>>>>

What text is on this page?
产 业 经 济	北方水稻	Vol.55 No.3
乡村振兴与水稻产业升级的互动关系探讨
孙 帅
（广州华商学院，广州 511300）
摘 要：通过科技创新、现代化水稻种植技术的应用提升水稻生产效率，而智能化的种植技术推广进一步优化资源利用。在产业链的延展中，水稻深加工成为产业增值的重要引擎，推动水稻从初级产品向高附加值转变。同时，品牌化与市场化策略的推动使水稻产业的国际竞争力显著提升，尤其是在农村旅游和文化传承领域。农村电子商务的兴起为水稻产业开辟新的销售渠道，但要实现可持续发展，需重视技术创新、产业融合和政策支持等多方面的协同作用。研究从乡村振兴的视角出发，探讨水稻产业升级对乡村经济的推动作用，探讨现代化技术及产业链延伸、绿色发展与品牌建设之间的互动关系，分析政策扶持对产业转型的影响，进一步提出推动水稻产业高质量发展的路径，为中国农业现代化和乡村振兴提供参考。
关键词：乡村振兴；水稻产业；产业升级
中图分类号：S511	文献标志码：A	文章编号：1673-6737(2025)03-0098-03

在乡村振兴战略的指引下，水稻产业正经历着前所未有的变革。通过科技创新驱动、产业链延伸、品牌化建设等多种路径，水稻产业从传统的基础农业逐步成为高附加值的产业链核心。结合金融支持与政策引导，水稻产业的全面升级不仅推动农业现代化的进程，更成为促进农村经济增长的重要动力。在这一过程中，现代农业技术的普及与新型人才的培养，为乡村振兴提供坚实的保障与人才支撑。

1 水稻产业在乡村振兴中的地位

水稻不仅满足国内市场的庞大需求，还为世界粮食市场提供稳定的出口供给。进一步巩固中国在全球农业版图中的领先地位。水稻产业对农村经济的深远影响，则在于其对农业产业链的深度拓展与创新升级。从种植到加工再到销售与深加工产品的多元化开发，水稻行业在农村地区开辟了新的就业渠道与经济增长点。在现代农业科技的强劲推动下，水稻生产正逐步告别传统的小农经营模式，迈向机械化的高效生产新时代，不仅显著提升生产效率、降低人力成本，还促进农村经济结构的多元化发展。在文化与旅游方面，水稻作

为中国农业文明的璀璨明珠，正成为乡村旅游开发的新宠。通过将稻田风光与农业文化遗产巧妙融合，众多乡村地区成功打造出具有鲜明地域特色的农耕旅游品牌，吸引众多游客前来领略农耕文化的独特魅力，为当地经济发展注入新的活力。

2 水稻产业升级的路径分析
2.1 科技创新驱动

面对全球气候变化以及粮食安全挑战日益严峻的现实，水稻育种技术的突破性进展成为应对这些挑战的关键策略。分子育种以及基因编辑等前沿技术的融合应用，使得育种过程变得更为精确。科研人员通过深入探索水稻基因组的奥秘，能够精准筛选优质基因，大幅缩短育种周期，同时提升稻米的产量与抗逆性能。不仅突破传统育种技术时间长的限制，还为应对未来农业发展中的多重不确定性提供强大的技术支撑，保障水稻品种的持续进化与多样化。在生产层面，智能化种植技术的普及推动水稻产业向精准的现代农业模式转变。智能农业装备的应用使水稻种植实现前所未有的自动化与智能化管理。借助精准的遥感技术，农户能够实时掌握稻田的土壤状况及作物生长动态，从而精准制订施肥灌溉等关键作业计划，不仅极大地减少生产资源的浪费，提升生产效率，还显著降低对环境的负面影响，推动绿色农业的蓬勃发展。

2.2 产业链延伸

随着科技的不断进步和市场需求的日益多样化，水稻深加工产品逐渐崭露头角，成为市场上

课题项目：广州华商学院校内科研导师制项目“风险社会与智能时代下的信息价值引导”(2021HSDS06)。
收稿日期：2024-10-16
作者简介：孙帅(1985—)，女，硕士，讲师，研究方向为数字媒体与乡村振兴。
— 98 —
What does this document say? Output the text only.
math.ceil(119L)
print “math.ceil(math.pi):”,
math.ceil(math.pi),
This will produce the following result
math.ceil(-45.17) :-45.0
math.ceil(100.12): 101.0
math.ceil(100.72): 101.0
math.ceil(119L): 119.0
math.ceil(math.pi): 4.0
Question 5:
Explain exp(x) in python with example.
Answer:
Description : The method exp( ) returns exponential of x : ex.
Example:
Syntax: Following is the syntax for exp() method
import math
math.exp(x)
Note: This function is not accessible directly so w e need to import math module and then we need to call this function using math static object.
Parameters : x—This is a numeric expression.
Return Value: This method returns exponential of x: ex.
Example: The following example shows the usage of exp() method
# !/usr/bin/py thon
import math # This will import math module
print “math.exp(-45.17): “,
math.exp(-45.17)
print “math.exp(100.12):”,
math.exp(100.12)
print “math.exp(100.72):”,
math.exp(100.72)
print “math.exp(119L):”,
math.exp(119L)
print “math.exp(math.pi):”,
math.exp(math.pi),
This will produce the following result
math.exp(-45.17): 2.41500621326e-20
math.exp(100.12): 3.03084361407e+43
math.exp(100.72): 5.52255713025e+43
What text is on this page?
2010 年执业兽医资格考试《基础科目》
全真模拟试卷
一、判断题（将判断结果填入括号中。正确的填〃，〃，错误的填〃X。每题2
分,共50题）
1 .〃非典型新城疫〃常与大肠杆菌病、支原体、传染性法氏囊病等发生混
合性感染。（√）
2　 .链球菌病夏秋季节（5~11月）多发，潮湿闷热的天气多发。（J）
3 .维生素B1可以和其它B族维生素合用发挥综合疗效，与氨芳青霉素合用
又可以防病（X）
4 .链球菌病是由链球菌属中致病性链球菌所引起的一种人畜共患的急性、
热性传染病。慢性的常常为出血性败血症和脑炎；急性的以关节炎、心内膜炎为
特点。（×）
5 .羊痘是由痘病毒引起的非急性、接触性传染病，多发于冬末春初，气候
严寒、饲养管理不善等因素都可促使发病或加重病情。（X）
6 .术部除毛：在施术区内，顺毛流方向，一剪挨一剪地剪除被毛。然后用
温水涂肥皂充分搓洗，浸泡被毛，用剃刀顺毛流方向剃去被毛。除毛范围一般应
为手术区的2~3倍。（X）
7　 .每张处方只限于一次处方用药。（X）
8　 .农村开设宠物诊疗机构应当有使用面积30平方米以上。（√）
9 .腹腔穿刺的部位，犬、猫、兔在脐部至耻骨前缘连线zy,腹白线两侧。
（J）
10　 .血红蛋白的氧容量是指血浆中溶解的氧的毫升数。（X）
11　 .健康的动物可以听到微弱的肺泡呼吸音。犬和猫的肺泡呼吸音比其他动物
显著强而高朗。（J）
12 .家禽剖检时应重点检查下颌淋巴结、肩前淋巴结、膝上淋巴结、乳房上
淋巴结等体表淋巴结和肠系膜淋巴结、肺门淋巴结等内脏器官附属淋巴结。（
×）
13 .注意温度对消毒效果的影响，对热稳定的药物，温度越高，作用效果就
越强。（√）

<<<<

SET EXERCISE:
Identify each line of the material where the word "ceil" shows up, and copy it.

REPLY TO THE TASK:
math.ceil(119L)
print “math.ceil(math.pi):”,
math.ceil(math.pi),
math.ceil(-45.17) :-45.0
math.ceil(100.12): 101.0
math.ceil(100.72): 101.0
math.ceil(119L): 119.0
math.ceil(math.pi): 4.0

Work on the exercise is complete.